* Begin EXERCISE MATERIALS *

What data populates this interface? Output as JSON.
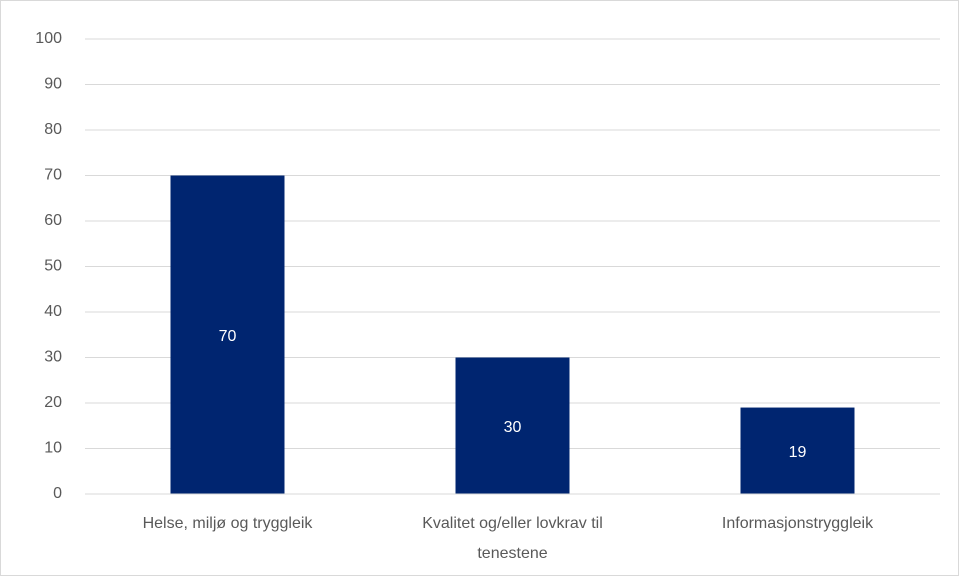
{
  "chart_data": {
    "type": "bar",
    "categories": [
      "Helse, miljø og tryggleik",
      "Kvalitet og/eller lovkrav til tenestene",
      "Informasjonstryggleik"
    ],
    "values": [
      70,
      30,
      19
    ],
    "color": "#002570",
    "ylim": [
      0,
      100
    ],
    "yticks": [
      0,
      10,
      20,
      30,
      40,
      50,
      60,
      70,
      80,
      90,
      100
    ],
    "grid": true
  }
}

* End EXERCISE MATERIALS *

• [REQUIRED TASK]
Quote in full the listing given above; the images are to be left out.

• [WORKED SOLUTION]
What data populates this interface? Output as JSON.
{
  "chart_data": {
    "type": "bar",
    "categories": [
      "Helse, miljø og tryggleik",
      "Kvalitet og/eller lovkrav til tenestene",
      "Informasjonstryggleik"
    ],
    "values": [
      70,
      30,
      19
    ],
    "color": "#002570",
    "ylim": [
      0,
      100
    ],
    "yticks": [
      0,
      10,
      20,
      30,
      40,
      50,
      60,
      70,
      80,
      90,
      100
    ],
    "grid": true
  }
}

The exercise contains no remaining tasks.